Return the count of lines with the string "color" in them, and nothing else.

-- BEGIN The records --

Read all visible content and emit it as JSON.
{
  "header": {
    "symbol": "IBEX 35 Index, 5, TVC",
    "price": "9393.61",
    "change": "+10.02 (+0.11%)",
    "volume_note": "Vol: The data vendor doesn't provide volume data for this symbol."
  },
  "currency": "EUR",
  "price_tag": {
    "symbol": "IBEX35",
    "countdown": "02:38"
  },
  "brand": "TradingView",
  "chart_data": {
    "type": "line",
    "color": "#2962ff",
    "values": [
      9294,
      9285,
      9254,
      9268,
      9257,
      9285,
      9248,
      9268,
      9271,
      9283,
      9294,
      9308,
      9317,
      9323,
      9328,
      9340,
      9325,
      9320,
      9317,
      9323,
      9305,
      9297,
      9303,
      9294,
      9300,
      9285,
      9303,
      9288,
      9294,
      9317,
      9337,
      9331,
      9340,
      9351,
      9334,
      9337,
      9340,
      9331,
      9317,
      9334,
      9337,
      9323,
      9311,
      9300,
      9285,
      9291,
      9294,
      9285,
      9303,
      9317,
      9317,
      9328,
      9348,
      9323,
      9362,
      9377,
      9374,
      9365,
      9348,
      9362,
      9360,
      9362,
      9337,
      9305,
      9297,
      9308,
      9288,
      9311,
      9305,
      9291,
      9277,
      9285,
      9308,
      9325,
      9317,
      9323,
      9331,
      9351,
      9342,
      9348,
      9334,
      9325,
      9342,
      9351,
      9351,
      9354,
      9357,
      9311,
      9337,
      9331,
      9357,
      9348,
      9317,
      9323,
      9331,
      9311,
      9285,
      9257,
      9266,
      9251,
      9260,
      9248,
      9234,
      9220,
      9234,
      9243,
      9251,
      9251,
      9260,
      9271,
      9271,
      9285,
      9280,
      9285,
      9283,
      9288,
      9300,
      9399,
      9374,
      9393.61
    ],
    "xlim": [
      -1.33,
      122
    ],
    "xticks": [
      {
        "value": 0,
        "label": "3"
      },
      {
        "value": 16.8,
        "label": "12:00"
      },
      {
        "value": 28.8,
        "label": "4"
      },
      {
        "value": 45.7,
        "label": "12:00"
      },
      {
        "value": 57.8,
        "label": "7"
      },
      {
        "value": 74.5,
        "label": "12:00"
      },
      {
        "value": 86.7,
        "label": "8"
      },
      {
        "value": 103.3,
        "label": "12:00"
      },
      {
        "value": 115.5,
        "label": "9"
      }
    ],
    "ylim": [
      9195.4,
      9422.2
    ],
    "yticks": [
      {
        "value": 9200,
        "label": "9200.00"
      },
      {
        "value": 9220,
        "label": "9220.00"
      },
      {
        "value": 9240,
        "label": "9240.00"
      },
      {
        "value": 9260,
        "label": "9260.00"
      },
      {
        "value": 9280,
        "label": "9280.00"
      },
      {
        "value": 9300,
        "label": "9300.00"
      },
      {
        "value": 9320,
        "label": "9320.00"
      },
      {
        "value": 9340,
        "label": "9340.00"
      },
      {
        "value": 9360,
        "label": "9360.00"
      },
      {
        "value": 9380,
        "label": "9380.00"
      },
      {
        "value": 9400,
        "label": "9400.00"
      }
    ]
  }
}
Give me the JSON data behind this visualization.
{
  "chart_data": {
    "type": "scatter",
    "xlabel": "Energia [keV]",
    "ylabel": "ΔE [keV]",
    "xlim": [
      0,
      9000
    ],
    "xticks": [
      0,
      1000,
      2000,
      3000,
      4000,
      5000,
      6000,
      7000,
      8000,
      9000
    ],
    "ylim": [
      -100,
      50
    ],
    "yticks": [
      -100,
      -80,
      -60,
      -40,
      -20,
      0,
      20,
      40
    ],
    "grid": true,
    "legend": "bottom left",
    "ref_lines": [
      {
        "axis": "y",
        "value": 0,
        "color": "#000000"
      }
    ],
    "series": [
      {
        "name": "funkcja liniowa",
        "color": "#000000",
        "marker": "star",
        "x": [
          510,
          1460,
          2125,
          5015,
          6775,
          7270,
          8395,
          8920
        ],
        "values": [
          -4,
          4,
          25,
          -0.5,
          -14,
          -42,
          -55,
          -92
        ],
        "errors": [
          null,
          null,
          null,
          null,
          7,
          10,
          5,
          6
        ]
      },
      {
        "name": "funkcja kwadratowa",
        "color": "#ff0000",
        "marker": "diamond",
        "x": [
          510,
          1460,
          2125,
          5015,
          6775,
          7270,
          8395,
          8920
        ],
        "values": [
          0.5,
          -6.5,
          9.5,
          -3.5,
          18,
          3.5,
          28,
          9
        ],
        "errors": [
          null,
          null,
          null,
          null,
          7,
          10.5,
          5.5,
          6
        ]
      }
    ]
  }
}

-- END The records --

Exercise solution. 4